• Excerpted records:

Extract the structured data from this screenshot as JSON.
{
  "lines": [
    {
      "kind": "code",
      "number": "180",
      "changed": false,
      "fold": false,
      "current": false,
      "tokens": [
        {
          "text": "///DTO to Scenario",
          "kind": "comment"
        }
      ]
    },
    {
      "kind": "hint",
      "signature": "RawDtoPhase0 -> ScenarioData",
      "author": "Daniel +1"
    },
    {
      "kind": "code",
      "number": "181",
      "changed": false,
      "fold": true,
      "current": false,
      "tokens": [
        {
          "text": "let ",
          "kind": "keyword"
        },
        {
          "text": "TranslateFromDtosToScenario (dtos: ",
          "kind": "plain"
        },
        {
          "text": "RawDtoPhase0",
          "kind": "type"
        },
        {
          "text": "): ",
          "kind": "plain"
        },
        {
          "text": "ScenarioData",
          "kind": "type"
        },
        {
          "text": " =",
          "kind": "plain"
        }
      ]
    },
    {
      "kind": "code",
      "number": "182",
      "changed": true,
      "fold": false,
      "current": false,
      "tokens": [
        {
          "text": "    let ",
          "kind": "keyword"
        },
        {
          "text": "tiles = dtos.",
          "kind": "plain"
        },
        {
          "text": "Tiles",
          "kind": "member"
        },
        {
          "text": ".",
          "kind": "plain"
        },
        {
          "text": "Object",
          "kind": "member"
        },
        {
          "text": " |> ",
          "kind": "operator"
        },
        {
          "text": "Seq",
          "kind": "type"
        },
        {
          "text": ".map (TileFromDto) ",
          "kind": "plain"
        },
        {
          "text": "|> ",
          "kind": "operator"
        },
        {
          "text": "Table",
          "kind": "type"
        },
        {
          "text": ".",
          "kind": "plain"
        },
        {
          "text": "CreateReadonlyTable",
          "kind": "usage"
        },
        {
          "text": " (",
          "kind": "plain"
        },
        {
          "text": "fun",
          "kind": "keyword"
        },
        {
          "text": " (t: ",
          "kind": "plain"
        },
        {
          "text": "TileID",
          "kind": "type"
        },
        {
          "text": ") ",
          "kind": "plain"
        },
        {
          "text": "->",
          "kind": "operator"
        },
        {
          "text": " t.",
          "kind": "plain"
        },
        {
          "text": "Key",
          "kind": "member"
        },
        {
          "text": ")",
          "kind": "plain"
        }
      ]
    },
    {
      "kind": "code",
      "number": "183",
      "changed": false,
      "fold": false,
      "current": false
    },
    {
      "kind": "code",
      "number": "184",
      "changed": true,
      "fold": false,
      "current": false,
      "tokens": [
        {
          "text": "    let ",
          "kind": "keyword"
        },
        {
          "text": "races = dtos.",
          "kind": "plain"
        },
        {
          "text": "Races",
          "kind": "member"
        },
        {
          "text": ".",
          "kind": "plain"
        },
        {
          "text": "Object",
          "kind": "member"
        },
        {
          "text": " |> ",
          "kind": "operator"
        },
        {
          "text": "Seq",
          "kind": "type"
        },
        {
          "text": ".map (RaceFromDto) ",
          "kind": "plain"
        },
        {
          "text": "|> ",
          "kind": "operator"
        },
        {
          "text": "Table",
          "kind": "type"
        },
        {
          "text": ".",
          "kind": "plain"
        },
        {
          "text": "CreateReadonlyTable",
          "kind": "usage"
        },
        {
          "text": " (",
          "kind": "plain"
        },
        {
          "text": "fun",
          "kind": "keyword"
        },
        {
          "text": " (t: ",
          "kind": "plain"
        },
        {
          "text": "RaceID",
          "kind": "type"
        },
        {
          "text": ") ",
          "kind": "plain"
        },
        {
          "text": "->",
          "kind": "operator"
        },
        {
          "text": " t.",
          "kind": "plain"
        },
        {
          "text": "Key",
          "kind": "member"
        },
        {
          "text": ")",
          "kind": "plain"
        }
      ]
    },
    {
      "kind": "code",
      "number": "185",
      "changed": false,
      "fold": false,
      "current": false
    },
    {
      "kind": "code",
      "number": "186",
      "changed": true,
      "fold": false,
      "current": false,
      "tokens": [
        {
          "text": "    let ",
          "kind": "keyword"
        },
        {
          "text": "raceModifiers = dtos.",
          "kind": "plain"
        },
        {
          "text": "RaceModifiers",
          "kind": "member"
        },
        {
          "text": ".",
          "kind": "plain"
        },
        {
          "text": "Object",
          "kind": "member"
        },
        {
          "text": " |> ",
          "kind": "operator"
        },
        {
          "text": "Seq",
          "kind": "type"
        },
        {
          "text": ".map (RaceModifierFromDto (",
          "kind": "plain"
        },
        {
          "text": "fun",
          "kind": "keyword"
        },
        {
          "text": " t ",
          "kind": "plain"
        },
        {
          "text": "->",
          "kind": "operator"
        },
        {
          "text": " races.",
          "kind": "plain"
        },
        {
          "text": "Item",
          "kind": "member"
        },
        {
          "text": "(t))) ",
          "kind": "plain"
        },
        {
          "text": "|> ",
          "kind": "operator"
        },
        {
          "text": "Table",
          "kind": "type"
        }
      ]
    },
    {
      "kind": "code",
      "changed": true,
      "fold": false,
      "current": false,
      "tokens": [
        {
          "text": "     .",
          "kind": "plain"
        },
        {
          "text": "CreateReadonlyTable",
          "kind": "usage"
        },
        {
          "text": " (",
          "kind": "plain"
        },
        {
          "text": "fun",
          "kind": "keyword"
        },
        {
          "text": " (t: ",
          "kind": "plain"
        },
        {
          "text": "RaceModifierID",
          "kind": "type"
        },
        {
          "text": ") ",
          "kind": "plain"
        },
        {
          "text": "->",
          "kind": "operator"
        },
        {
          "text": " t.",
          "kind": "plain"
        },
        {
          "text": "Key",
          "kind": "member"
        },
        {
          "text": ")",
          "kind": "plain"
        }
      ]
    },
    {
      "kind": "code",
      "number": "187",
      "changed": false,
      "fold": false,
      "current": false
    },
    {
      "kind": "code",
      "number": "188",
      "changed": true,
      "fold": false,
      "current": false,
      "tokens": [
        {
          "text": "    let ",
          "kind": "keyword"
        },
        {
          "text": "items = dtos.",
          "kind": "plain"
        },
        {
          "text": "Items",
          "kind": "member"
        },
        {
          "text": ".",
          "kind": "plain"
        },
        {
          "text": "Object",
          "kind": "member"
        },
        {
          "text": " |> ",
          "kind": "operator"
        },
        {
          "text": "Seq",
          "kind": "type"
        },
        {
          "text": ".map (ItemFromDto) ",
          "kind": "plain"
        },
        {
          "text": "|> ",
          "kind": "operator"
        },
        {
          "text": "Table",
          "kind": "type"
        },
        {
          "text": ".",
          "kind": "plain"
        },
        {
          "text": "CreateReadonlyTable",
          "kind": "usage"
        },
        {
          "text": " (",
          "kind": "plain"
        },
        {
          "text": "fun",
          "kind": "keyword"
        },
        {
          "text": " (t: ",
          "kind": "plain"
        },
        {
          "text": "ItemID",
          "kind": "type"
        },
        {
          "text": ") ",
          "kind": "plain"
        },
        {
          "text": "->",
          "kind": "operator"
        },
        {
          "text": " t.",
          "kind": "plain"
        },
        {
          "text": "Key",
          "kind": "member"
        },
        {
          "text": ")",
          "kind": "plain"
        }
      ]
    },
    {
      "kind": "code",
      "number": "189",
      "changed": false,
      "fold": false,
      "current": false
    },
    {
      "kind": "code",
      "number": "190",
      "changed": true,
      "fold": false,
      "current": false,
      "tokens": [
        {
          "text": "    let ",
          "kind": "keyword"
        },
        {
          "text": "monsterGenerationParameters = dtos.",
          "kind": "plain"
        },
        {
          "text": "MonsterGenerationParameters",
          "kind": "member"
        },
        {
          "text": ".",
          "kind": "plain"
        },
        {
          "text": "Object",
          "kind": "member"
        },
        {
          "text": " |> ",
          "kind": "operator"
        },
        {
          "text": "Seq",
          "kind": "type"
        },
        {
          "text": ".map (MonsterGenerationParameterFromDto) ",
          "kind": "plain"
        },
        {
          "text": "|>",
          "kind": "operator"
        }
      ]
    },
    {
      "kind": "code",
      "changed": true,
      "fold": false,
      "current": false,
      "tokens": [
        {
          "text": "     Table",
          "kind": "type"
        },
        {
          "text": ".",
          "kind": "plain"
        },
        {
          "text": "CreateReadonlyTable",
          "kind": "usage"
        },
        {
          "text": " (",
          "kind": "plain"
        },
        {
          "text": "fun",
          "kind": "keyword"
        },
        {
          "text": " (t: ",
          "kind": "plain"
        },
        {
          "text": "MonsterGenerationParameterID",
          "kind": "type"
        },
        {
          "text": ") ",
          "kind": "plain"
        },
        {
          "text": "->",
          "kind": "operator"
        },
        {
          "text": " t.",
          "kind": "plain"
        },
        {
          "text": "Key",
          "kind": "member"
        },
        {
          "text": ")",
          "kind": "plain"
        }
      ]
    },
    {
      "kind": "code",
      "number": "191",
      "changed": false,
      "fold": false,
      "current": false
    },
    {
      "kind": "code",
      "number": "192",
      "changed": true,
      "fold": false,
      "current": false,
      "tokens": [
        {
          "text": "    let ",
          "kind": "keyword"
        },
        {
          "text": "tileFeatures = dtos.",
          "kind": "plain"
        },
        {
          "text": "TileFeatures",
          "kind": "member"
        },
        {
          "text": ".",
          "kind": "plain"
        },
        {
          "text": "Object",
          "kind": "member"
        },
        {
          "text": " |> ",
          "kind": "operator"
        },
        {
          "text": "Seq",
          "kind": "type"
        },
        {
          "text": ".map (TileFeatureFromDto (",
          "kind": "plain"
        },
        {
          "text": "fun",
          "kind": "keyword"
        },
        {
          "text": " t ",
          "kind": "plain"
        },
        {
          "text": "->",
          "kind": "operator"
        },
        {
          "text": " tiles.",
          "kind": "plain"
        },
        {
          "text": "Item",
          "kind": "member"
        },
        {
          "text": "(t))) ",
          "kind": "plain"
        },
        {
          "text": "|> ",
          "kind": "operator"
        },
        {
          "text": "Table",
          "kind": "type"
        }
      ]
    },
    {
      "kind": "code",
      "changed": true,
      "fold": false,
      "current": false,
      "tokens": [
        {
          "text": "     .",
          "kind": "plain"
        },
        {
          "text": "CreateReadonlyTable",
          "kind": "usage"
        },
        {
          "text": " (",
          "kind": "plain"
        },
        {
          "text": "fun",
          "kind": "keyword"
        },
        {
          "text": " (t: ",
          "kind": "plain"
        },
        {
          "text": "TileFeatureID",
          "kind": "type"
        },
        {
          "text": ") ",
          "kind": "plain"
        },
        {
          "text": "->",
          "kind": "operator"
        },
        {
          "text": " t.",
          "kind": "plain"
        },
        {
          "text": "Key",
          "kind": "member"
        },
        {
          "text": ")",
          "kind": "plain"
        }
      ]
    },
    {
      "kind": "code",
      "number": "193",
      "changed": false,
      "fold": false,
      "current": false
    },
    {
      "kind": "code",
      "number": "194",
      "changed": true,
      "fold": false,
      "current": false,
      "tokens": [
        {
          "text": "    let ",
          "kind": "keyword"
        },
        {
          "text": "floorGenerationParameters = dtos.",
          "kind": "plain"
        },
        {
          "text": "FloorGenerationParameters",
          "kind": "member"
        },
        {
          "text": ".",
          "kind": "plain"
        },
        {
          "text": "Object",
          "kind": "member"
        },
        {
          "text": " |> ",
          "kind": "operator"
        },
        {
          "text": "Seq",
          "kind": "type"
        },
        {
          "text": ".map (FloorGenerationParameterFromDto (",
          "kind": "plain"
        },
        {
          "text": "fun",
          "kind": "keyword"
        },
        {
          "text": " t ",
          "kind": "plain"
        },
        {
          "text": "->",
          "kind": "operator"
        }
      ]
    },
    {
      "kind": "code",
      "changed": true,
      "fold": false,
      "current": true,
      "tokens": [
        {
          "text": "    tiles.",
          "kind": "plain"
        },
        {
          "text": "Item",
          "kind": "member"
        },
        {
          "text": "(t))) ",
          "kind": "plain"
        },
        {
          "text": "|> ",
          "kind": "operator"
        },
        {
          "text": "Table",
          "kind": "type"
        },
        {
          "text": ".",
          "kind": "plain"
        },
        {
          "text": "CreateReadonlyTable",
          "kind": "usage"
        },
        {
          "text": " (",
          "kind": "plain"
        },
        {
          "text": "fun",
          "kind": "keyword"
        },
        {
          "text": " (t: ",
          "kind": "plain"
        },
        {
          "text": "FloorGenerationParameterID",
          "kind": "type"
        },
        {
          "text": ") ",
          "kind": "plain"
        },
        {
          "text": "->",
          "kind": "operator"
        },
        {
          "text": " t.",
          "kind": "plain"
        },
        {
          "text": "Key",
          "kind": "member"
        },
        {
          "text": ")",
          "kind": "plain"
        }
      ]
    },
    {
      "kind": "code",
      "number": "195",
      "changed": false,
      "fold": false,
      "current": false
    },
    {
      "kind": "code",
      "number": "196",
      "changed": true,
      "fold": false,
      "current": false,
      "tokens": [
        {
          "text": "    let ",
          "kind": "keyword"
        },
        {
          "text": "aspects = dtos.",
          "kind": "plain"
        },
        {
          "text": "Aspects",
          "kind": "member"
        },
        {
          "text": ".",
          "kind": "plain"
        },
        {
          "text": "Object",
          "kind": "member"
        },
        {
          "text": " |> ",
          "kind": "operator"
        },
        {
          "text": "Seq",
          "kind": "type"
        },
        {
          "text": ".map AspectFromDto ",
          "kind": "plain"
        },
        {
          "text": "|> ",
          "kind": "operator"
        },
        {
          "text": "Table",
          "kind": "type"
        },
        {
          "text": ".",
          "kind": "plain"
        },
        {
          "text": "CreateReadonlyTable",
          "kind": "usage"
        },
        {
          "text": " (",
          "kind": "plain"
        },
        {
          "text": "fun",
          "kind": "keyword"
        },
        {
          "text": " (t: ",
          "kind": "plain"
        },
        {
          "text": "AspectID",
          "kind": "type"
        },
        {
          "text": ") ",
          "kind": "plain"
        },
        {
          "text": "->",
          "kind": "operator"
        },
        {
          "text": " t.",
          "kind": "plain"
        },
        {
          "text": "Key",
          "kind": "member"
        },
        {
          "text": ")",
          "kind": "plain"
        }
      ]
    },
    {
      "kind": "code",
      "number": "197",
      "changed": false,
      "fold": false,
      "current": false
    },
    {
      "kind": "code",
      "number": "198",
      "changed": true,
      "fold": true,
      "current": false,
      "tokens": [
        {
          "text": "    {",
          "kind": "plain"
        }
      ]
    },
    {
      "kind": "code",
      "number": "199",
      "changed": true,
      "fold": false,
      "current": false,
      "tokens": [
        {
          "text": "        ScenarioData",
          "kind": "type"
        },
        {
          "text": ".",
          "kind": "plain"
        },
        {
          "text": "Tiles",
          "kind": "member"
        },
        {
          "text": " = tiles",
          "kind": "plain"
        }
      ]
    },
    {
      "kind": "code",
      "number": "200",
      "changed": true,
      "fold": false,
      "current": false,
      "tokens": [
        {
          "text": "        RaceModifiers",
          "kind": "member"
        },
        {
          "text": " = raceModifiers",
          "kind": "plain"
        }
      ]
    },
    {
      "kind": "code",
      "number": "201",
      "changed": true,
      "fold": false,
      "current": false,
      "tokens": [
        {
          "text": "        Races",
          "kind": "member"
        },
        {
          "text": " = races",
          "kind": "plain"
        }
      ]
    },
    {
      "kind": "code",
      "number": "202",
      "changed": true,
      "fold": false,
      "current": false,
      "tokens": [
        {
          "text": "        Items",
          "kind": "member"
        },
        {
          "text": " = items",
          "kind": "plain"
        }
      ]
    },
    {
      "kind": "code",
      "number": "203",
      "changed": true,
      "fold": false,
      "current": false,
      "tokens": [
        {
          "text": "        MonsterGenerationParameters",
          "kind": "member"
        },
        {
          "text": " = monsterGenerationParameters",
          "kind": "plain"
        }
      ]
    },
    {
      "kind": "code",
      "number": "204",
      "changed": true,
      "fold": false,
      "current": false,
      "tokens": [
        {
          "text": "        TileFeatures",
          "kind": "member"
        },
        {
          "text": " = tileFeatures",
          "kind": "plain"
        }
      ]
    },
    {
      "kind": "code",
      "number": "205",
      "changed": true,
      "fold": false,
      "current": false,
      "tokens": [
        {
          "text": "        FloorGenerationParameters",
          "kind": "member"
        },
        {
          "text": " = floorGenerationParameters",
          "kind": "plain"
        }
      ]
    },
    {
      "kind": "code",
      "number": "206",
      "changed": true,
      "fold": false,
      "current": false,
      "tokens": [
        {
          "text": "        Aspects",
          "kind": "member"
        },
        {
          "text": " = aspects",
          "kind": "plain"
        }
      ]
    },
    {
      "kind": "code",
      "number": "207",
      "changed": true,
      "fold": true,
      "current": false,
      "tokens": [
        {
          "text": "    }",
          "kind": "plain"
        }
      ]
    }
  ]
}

• What is asked:
Return a copy of every line that includes the word "ScenarioData".

• Result of the task:
      "signature": "RawDtoPhase0 -> ScenarioData",
          "text": "ScenarioData",
          "text": "        ScenarioData",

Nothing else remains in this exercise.